BRIEF A
Answer these questions about the loan agreement amendment:
(i) On what date is the Amendment entered into?
(ii) Up to how many multi-currency accounts may Outbrain UK maintain at HSBC Bank?
(iii) What date is given for the Mezzanine Loan and Security Agreement?
--- start of TEXT PASSAGE ---
SECOND AMENDMENT TO AMENDED AND RESTATED LOAN AND SECURITY AGREEMENT
Exhibit 10.9
SECOND AMENDMENT
TO
AMENDED AND RESTATED LOAN AND SECURITY AGREEMENT
This Second Amendment to Amended and Restated Loan and Security Agreement (this “Amendment”) is entered into this 27th day of January, 2016, by and between SILICON VALLEY BANK (“Bank”) and OUTBRAIN INC., a Delaware corporation (“Borrower”) whose address is 00 Xxxx 00xx Xxxxxx, 0xx Xxxxx, Xxx Xxxx, Xxx Xxxx 00000.
Recitals
A. Bank and Borrower have entered into that certain Amended and Restated Loan and Security Agreement dated as of September 15, 2014, as amended by that certain First Amendment to Amended and Restated Loan and Security Agreement dated as of November 20, 2014 (as amended, and as the same may from time to time be further amended, modified, supplemented or restated, the “Loan Agreement”). Bank and Borrower have also entered into that certain Mezzanine Loan and Security Agreement dated as of November 20, 2014 (as amended, and as the same may from time to time be further amended, modified, supplemented or restated, the “Mezzanine Loan Agreement”).
B. Bank has extended credit to Borrower for the purposes permitted in the Loan Agreement.
C. Borrower has requested that Bank amend the Loan Agreement to (i) amend the definition of Streamline Period, and (ii) make certain other revisions to the Loan Agreement as more fully set forth herein.
D. Bank has agreed to so amend certain provisions of the Loan Agreement, but only to the extent, in accordance with the terms, subject to the conditions and in reliance upon the representations and warranties set forth below.
Agreement
Now, Therefore,in consideration of the foregoing recitals and other good and valuable consideration, the receipt and adequacy of which is hereby acknowledged, and intending to be legally bound, the parties hereto agree as follows:
1. Definitions. Capitalized terms used but not defined in this Amendment shall have the meanings given to them in the Loan Agreement.
2. Amendments to Loan Agreement.
2.1 Section 6.8(a) (Operating Accounts). Section 6.8(a) is amended in its entirety and replaced with the following:
“(a) Maintain all of its and all of its Subsidiaries’ depository, operating and securities/investments accounts with Bank and/or Bank’s Affiliates with the exception of (i) the Offshore Accounts and (ii) Outbrain UK may maintain up to seven (7) multi-currency accounts at HSBC Bank (the “HSBC Accounts”), and the aggregate value in such HSBC Accounts shall not exceed (x) Two Million Seven Hundred Fifty Thousand Euros (€2,750,000), (y) One Million Seven Hundred Fifty Thousand British Pounds Sterling (£1,750,000), and (z) Seven Hundred Fifty Thousand Dollars ($750,000), provided, that if any such HSBC Account contains assets in excess of such thresholds for five (5) or more consecutive Business Days, Borrower shall cause Outbrain UK to transfer any such excess to an account of Outbrain UK maintained at Bank or Bank’s Affiliates.”
--- end of TEXT PASSAGE ---
--- start of LISTED RECORDS ---
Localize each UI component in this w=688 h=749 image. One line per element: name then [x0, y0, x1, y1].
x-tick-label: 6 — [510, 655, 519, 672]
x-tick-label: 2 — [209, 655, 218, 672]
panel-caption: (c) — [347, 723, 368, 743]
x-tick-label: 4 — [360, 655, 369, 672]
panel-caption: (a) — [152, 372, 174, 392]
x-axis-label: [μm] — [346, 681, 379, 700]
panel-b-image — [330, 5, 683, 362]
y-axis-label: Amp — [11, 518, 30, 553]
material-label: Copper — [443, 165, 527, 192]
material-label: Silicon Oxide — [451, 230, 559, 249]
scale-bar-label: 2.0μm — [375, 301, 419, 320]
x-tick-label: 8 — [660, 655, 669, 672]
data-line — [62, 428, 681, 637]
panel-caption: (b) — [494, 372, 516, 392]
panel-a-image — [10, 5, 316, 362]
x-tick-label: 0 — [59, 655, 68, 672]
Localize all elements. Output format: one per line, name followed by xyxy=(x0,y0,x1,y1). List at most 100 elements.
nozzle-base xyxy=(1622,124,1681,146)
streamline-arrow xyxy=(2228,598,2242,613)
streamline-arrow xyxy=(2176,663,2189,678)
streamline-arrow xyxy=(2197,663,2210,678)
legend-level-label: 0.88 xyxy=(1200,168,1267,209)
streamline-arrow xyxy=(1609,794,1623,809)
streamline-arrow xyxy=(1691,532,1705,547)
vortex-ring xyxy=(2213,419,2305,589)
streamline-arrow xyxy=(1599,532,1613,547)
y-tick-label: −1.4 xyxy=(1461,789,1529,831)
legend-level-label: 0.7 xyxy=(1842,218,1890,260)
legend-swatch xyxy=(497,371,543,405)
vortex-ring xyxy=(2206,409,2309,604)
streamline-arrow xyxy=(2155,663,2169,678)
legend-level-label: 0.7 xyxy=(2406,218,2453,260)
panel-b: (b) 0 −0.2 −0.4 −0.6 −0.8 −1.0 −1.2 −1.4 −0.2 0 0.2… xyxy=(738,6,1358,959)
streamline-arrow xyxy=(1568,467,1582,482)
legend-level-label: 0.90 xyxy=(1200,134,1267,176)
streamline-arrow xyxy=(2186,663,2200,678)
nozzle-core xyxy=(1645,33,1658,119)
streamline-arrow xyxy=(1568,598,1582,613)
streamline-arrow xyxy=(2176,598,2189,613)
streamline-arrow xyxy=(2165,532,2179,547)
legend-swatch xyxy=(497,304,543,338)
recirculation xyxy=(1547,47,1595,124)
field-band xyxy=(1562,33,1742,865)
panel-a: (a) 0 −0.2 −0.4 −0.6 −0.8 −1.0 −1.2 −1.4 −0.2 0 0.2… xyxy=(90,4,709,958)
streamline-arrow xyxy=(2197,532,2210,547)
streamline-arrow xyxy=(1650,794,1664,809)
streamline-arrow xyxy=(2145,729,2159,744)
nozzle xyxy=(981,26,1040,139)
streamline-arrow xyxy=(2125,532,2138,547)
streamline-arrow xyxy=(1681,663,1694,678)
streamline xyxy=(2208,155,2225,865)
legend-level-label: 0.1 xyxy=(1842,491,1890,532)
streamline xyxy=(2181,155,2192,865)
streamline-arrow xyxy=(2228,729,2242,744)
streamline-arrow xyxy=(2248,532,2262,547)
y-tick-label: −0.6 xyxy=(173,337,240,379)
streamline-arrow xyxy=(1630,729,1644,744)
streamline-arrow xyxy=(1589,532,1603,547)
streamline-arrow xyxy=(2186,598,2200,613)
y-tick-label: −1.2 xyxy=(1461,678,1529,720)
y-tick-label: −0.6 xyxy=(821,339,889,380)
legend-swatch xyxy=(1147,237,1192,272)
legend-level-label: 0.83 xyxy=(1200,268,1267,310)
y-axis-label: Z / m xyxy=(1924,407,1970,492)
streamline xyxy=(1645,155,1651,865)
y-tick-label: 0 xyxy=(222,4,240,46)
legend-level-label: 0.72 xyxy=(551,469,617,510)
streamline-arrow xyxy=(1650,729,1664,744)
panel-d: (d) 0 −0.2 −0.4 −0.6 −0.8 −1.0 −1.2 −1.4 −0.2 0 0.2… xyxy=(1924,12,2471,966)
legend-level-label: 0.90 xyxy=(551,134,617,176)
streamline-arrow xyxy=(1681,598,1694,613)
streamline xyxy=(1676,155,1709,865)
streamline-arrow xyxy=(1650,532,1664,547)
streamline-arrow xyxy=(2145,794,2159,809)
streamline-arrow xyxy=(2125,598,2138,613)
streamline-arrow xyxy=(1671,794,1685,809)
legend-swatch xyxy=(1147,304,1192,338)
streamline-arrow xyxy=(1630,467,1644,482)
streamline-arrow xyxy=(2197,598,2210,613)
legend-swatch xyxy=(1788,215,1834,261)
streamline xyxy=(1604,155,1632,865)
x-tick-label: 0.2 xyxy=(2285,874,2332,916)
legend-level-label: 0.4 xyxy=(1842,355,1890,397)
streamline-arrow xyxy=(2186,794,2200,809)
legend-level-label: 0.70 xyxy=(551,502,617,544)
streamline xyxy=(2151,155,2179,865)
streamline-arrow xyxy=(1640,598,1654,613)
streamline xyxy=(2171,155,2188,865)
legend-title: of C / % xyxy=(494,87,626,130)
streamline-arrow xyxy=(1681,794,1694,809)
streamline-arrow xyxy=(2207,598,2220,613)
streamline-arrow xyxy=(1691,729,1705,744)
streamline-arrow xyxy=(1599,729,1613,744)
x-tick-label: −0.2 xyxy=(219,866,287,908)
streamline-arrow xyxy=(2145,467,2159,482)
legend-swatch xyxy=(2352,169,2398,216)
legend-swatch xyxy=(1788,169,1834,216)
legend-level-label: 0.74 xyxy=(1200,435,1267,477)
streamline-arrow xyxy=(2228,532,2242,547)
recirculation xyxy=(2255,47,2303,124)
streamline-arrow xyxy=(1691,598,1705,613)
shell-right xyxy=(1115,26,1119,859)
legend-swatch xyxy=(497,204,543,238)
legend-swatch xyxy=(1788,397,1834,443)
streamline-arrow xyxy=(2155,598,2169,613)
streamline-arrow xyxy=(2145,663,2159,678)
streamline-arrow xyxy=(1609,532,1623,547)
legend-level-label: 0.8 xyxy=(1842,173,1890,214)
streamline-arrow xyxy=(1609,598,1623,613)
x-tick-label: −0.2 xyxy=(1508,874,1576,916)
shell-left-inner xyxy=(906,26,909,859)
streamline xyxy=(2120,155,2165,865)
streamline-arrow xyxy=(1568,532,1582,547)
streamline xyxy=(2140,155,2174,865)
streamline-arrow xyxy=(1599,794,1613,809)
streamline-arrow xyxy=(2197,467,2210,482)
--- end of LISTED RECORDS ---
BRIEF B
Please put the listing lines from the start of the listing through the line that contains "nozzle xyxy=(981,26,1040,139)" into a Markdown table with the columns Nr and Line, leaving out blank lines.

EXERCISE SOLUTION A
(i) The 27th day of January, 2016
(ii) Seven (7)
(iii) November 20, 2014

EXERCISE SOLUTION B
| Nr | Line |
|---|---|
| 1 | Localize each UI component in this w=688 h=749 image. One line per element: name then [x0, y0, x1, y1]. |
| 2 | x-tick-label: 6 — [510, 655, 519, 672] |
| 3 | x-tick-label: 2 — [209, 655, 218, 672] |
| 4 | panel-caption: (c) — [347, 723, 368, 743] |
| 5 | x-tick-label: 4 — [360, 655, 369, 672] |
| 6 | panel-caption: (a) — [152, 372, 174, 392] |
| 7 | x-axis-label: [μm] — [346, 681, 379, 700] |
| 8 | panel-b-image — [330, 5, 683, 362] |
| 9 | y-axis-label: Amp — [11, 518, 30, 553] |
| 10 | material-label: Copper — [443, 165, 527, 192] |
| 11 | material-label: Silicon Oxide — [451, 230, 559, 249] |
| 12 | scale-bar-label: 2.0μm — [375, 301, 419, 320] |
| 13 | x-tick-label: 8 — [660, 655, 669, 672] |
| 14 | data-line — [62, 428, 681, 637] |
| 15 | panel-caption: (b) — [494, 372, 516, 392] |
| 16 | panel-a-image — [10, 5, 316, 362] |
| 17 | x-tick-label: 0 — [59, 655, 68, 672] |
| 18 | Localize all elements. Output format: one per line, name followed by xyxy=(x0,y0,x1,y1). List at most 100 elements. |
| 19 | nozzle-base xyxy=(1622,124,1681,146) |
| 20 | streamline-arrow xyxy=(2228,598,2242,613) |
| 21 | streamline-arrow xyxy=(2176,663,2189,678) |
| 22 | streamline-arrow xyxy=(2197,663,2210,678) |
| 23 | legend-level-label: 0.88 xyxy=(1200,168,1267,209) |
| 24 | streamline-arrow xyxy=(1609,794,1623,809) |
| 25 | streamline-arrow xyxy=(1691,532,1705,547) |
| 26 | vortex-ring xyxy=(2213,419,2305,589) |
| 27 | streamline-arrow xyxy=(1599,532,1613,547) |
| 28 | y-tick-label: −1.4 xyxy=(1461,789,1529,831) |
| 29 | legend-level-label: 0.7 xyxy=(1842,218,1890,260) |
| 30 | legend-swatch xyxy=(497,371,543,405) |
| 31 | vortex-ring xyxy=(2206,409,2309,604) |
| 32 | streamline-arrow xyxy=(2155,663,2169,678) |
| 33 | legend-level-label: 0.7 xyxy=(2406,218,2453,260) |
| 34 | panel-b: (b) 0 −0.2 −0.4 −0.6 −0.8 −1.0 −1.2 −1.4 −0.2 0 0.2… xyxy=(738,6,1358,959) |
| 35 | streamline-arrow xyxy=(1568,467,1582,482) |
| 36 | legend-level-label: 0.90 xyxy=(1200,134,1267,176) |
| 37 | streamline-arrow xyxy=(2186,663,2200,678) |
| 38 | nozzle-core xyxy=(1645,33,1658,119) |
| 39 | streamline-arrow xyxy=(1568,598,1582,613) |
| 40 | streamline-arrow xyxy=(2176,598,2189,613) |
| 41 | streamline-arrow xyxy=(2165,532,2179,547) |
| 42 | legend-swatch xyxy=(497,304,543,338) |
| 43 | recirculation xyxy=(1547,47,1595,124) |
| 44 | field-band xyxy=(1562,33,1742,865) |
| 45 | panel-a: (a) 0 −0.2 −0.4 −0.6 −0.8 −1.0 −1.2 −1.4 −0.2 0 0.2… xyxy=(90,4,709,958) |
| 46 | streamline-arrow xyxy=(2197,532,2210,547) |
| 47 | streamline-arrow xyxy=(1650,794,1664,809) |
| 48 | streamline-arrow xyxy=(2145,729,2159,744) |
| 49 | nozzle xyxy=(981,26,1040,139) |